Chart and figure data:

|---|

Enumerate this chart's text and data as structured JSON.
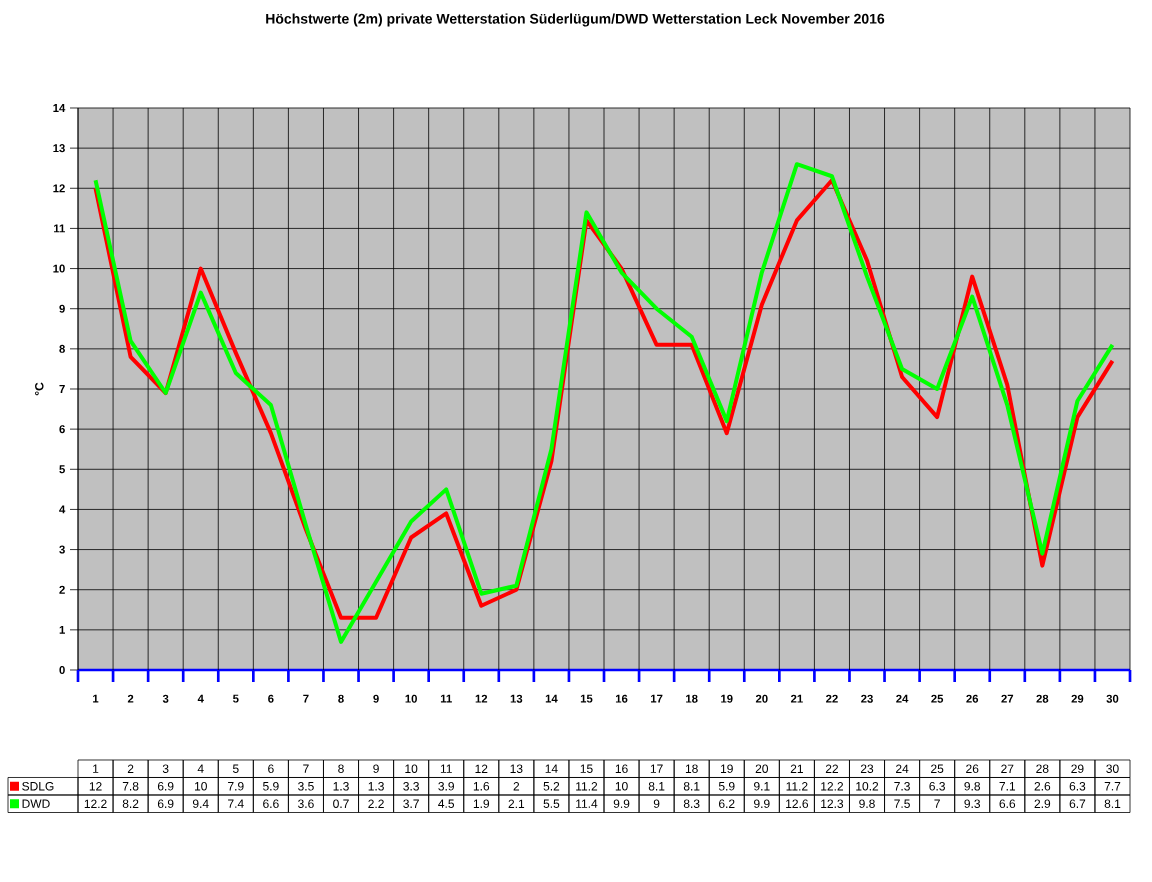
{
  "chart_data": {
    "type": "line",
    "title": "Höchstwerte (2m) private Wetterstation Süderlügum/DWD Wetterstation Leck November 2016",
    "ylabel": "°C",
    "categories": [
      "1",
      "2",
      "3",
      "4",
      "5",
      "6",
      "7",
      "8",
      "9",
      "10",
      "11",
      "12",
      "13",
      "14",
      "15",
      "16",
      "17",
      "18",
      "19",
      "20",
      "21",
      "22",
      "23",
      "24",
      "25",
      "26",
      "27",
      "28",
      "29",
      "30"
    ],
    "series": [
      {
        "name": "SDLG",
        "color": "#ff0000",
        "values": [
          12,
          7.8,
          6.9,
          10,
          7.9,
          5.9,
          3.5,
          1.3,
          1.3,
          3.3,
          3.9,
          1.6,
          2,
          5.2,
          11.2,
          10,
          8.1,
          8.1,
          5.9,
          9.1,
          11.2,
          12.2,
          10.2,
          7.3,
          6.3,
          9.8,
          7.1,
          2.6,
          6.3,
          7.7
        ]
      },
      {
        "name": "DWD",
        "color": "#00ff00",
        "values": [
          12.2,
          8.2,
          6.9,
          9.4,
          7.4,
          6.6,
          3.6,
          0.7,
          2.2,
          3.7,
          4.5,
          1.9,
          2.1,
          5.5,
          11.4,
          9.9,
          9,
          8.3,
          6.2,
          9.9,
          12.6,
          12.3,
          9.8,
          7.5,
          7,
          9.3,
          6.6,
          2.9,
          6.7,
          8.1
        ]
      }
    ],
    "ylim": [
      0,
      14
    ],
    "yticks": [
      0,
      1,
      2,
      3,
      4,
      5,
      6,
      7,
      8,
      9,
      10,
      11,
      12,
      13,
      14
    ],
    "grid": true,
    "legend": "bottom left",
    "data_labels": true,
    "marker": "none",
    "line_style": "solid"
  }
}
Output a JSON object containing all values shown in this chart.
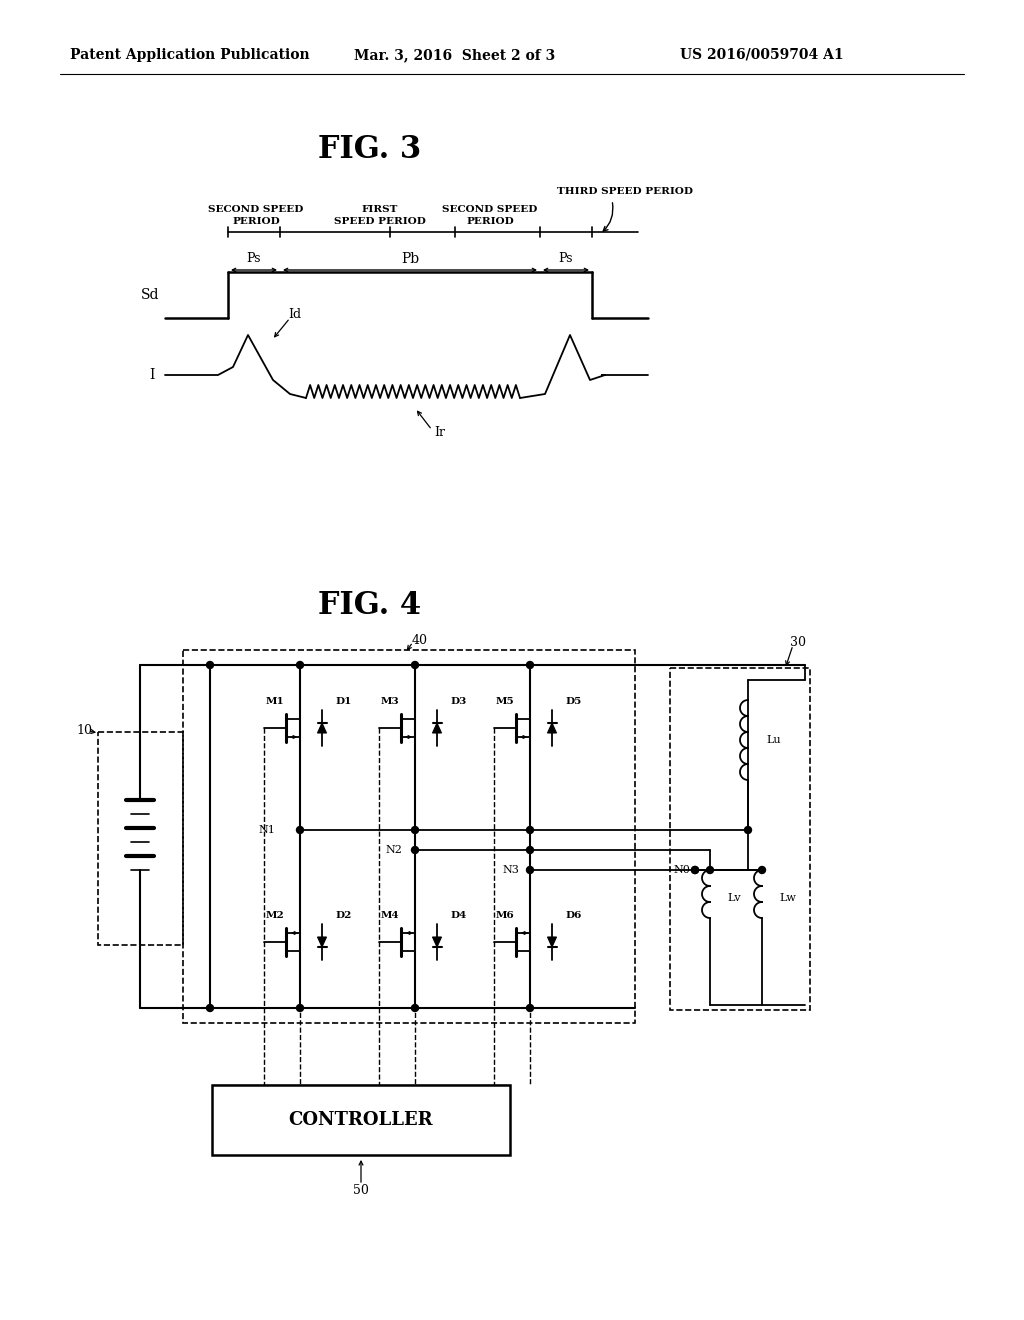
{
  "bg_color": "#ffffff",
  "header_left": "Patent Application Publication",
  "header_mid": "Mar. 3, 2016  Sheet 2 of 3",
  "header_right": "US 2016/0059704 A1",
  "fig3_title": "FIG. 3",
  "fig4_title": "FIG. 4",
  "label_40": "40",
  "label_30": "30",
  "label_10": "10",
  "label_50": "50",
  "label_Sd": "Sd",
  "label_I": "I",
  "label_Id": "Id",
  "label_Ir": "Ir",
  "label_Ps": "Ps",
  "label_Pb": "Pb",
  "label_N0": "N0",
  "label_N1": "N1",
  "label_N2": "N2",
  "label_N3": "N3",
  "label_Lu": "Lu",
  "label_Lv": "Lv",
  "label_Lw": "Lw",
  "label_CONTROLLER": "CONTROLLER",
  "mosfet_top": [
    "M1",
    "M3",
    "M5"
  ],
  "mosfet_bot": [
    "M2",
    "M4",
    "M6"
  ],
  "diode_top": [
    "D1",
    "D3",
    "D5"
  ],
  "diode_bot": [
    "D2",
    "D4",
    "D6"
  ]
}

|---|

> [What you need to do]: Leave out the pictures and print each record exactly as it stands.

> [Response to the task]:
Enumerate this chart's text and data as structured JSON.
{
  "chart_data": {
    "type": "line",
    "title": "Höchstwerte (2m) private Wetterstation Süderlügum/DWD Wetterstation Leck November 2016",
    "ylabel": "°C",
    "categories": [
      "1",
      "2",
      "3",
      "4",
      "5",
      "6",
      "7",
      "8",
      "9",
      "10",
      "11",
      "12",
      "13",
      "14",
      "15",
      "16",
      "17",
      "18",
      "19",
      "20",
      "21",
      "22",
      "23",
      "24",
      "25",
      "26",
      "27",
      "28",
      "29",
      "30"
    ],
    "series": [
      {
        "name": "SDLG",
        "color": "#ff0000",
        "values": [
          12,
          7.8,
          6.9,
          10,
          7.9,
          5.9,
          3.5,
          1.3,
          1.3,
          3.3,
          3.9,
          1.6,
          2,
          5.2,
          11.2,
          10,
          8.1,
          8.1,
          5.9,
          9.1,
          11.2,
          12.2,
          10.2,
          7.3,
          6.3,
          9.8,
          7.1,
          2.6,
          6.3,
          7.7
        ]
      },
      {
        "name": "DWD",
        "color": "#00ff00",
        "values": [
          12.2,
          8.2,
          6.9,
          9.4,
          7.4,
          6.6,
          3.6,
          0.7,
          2.2,
          3.7,
          4.5,
          1.9,
          2.1,
          5.5,
          11.4,
          9.9,
          9,
          8.3,
          6.2,
          9.9,
          12.6,
          12.3,
          9.8,
          7.5,
          7,
          9.3,
          6.6,
          2.9,
          6.7,
          8.1
        ]
      }
    ],
    "ylim": [
      0,
      14
    ],
    "yticks": [
      0,
      1,
      2,
      3,
      4,
      5,
      6,
      7,
      8,
      9,
      10,
      11,
      12,
      13,
      14
    ],
    "grid": true,
    "legend": "bottom left",
    "data_labels": true,
    "marker": "none",
    "line_style": "solid"
  }
}
Output a JSON object containing all values shown in this chart.
{
  "bg_color": "#ffffff",
  "header_left": "Patent Application Publication",
  "header_mid": "Mar. 3, 2016  Sheet 2 of 3",
  "header_right": "US 2016/0059704 A1",
  "fig3_title": "FIG. 3",
  "fig4_title": "FIG. 4",
  "label_40": "40",
  "label_30": "30",
  "label_10": "10",
  "label_50": "50",
  "label_Sd": "Sd",
  "label_I": "I",
  "label_Id": "Id",
  "label_Ir": "Ir",
  "label_Ps": "Ps",
  "label_Pb": "Pb",
  "label_N0": "N0",
  "label_N1": "N1",
  "label_N2": "N2",
  "label_N3": "N3",
  "label_Lu": "Lu",
  "label_Lv": "Lv",
  "label_Lw": "Lw",
  "label_CONTROLLER": "CONTROLLER",
  "mosfet_top": [
    "M1",
    "M3",
    "M5"
  ],
  "mosfet_bot": [
    "M2",
    "M4",
    "M6"
  ],
  "diode_top": [
    "D1",
    "D3",
    "D5"
  ],
  "diode_bot": [
    "D2",
    "D4",
    "D6"
  ]
}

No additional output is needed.